Collected data entries:
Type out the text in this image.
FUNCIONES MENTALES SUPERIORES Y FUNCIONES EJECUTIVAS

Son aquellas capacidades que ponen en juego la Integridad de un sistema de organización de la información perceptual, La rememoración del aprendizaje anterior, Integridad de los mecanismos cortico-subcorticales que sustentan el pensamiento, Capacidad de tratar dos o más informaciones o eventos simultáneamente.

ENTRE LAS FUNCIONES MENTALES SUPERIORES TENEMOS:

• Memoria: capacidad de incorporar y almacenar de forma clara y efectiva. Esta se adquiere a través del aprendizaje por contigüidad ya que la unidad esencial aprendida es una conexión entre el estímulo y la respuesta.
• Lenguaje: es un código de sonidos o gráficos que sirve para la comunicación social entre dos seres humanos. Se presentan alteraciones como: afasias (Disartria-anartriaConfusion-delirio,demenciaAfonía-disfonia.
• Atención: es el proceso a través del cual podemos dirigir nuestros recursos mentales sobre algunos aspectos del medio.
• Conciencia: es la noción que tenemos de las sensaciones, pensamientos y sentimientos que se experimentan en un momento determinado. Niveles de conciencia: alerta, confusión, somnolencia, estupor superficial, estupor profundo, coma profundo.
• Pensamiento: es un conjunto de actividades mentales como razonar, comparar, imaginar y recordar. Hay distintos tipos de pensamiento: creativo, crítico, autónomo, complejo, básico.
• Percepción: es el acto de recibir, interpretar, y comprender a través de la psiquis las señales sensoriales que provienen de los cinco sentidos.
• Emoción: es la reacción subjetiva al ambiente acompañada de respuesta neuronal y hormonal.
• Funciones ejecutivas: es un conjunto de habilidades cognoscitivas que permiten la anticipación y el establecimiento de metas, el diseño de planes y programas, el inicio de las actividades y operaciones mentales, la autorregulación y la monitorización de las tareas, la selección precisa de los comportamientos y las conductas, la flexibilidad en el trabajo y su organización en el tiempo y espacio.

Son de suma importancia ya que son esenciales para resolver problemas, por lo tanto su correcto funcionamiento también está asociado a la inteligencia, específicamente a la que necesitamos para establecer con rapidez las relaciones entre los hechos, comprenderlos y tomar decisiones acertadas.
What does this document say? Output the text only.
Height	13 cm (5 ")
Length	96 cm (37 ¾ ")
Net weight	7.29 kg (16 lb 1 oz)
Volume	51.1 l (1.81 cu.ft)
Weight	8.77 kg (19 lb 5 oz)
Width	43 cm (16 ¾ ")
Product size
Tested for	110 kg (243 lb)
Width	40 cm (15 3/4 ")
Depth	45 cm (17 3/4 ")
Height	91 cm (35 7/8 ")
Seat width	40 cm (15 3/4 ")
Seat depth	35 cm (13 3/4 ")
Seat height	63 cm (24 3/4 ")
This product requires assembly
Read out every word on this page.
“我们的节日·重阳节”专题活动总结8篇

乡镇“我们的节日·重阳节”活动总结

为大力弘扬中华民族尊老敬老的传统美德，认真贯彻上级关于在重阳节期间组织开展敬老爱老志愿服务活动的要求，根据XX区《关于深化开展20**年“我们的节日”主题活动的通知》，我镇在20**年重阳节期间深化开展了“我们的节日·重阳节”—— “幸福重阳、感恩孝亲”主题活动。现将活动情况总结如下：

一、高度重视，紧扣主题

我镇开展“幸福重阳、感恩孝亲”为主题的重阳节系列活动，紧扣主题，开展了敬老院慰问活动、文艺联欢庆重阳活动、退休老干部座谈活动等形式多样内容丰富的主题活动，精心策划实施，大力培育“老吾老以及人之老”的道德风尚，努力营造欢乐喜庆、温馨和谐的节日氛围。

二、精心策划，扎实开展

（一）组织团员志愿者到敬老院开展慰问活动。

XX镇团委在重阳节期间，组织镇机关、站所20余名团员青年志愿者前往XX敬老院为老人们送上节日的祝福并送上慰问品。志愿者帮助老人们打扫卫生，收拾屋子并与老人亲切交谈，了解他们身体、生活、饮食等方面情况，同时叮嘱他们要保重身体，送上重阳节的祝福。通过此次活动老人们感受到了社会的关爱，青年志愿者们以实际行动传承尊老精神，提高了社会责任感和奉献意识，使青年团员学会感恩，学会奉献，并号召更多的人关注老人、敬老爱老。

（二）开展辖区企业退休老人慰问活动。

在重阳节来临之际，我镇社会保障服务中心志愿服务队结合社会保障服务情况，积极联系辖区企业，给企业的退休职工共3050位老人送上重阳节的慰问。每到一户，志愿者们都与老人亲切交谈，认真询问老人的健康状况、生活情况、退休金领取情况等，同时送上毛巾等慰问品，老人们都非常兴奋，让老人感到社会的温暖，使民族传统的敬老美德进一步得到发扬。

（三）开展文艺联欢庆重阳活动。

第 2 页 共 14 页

EXERCISE OBJECTIVE =
Copy out every line where the word "respuesta" occurs.

ANSWER TO THIS TASK =
• Memoria: capacidad de incorporar y almacenar de forma clara y efectiva. Esta se adquiere a través del aprendizaje por contigüidad ya que la unidad esencial aprendida es una conexión entre el estímulo y la respuesta.
• Emoción: es la reacción subjetiva al ambiente acompañada de respuesta neuronal y hormonal.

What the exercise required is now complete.